## Instructions for the task
The records that follow need to be output exactly as they are.

**** Dataset ****

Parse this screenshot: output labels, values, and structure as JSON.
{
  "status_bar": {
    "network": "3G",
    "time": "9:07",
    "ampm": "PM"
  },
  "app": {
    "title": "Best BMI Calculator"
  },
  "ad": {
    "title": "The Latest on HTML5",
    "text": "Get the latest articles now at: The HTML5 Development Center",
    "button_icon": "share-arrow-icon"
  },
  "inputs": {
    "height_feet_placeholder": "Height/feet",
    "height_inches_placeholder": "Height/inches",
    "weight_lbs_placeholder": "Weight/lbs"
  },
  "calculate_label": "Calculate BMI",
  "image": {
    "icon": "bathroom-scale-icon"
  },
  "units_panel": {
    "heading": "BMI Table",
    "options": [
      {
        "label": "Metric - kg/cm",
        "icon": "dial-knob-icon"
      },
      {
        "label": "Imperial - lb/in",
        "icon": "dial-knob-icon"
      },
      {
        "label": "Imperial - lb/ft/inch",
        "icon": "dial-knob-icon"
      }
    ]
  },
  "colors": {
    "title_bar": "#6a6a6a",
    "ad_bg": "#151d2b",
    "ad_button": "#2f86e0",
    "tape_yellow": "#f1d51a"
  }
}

****

## Task solution
Parse this screenshot: output labels, values, and structure as JSON.
{
  "status_bar": {
    "network": "3G",
    "time": "9:07",
    "ampm": "PM"
  },
  "app": {
    "title": "Best BMI Calculator"
  },
  "ad": {
    "title": "The Latest on HTML5",
    "text": "Get the latest articles now at: The HTML5 Development Center",
    "button_icon": "share-arrow-icon"
  },
  "inputs": {
    "height_feet_placeholder": "Height/feet",
    "height_inches_placeholder": "Height/inches",
    "weight_lbs_placeholder": "Weight/lbs"
  },
  "calculate_label": "Calculate BMI",
  "image": {
    "icon": "bathroom-scale-icon"
  },
  "units_panel": {
    "heading": "BMI Table",
    "options": [
      {
        "label": "Metric - kg/cm",
        "icon": "dial-knob-icon"
      },
      {
        "label": "Imperial - lb/in",
        "icon": "dial-knob-icon"
      },
      {
        "label": "Imperial - lb/ft/inch",
        "icon": "dial-knob-icon"
      }
    ]
  },
  "colors": {
    "title_bar": "#6a6a6a",
    "ad_bg": "#151d2b",
    "ad_button": "#2f86e0",
    "tape_yellow": "#f1d51a"
  }
}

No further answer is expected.